Only the lines holding the string "ffffff" are needed. Copy each one.

Collection entries
++++++++

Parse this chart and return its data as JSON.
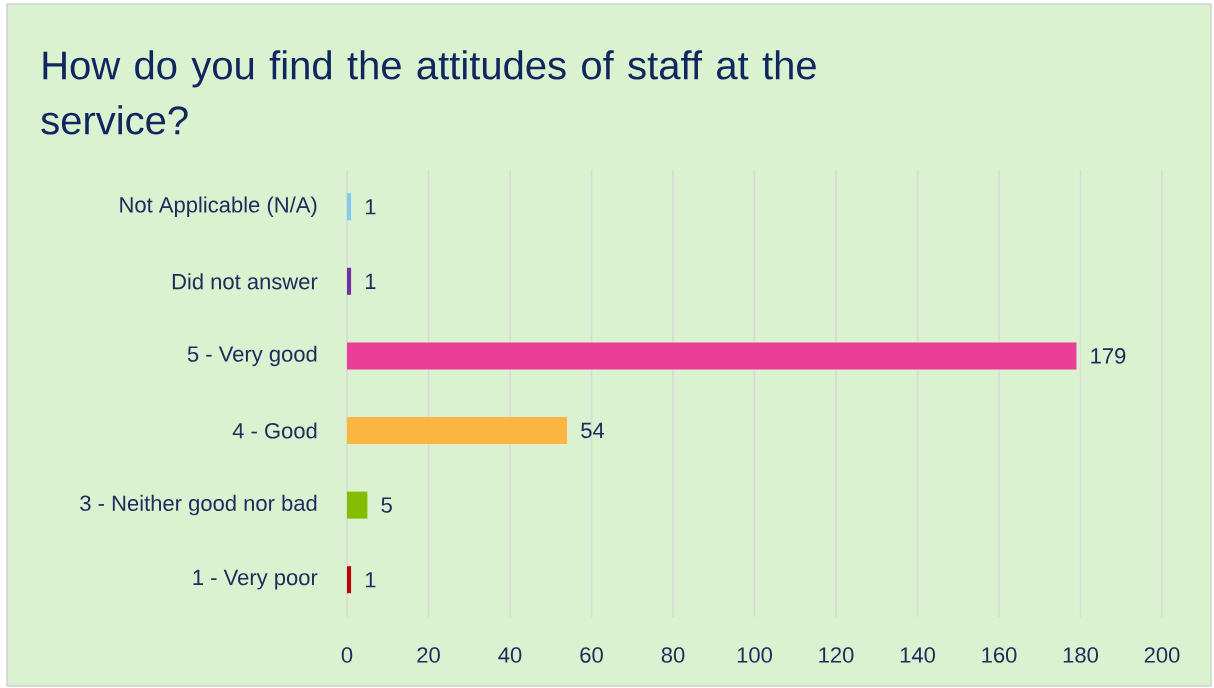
{
  "chart_data": {
    "type": "bar",
    "orientation": "horizontal",
    "title": "How do you find the attitudes of staff at the service?",
    "categories": [
      "Not Applicable (N/A)",
      "Did not answer",
      "5 - Very good",
      "4 - Good",
      "3 - Neither good nor bad",
      "1 - Very poor"
    ],
    "values": [
      1,
      1,
      179,
      54,
      5,
      1
    ],
    "colors": [
      "#83CBEB",
      "#7030A0",
      "#E83E96",
      "#FBB741",
      "#84BC00",
      "#C00000"
    ],
    "xlim": [
      0,
      200
    ],
    "xticks": [
      0,
      20,
      40,
      60,
      80,
      100,
      120,
      140,
      160,
      180,
      200
    ],
    "grid": "x",
    "data_labels": true
  }
}
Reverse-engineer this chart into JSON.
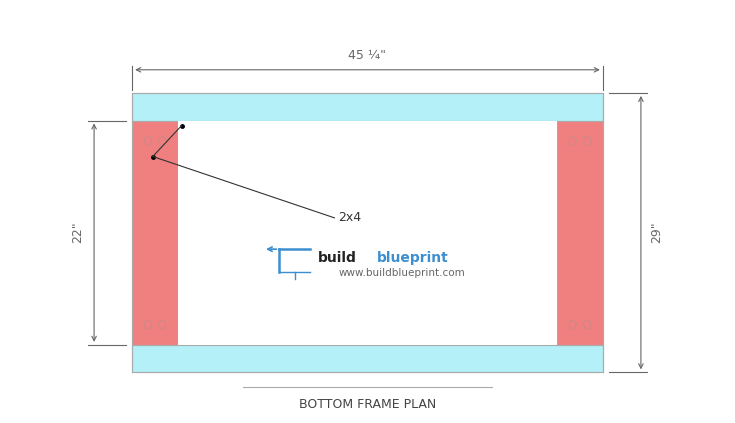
{
  "bg_color": "#ffffff",
  "top_board_color": "#b3f0f7",
  "bottom_board_color": "#b3f0f7",
  "left_board_color": "#f08080",
  "right_board_color": "#f08080",
  "inner_fill_color": "#ffffff",
  "title": "BOTTOM FRAME PLAN",
  "dim_top_label": "45 ¼\"",
  "dim_left_label": "22\"",
  "dim_right_label": "29\"",
  "label_2x4": "2x4",
  "brand_build": "build",
  "brand_blueprint": "blueprint",
  "brand_url": "www.buildblueprint.com",
  "dim_color": "#666666",
  "border_color": "#aaaaaa",
  "screw_color": "#cc8888",
  "title_color": "#444444",
  "title_fontsize": 9,
  "brand_build_color": "#222222",
  "brand_blueprint_color": "#3b8ed0"
}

++++++++

## Answer to this task
  "bg_color": "#ffffff",
  "inner_fill_color": "#ffffff",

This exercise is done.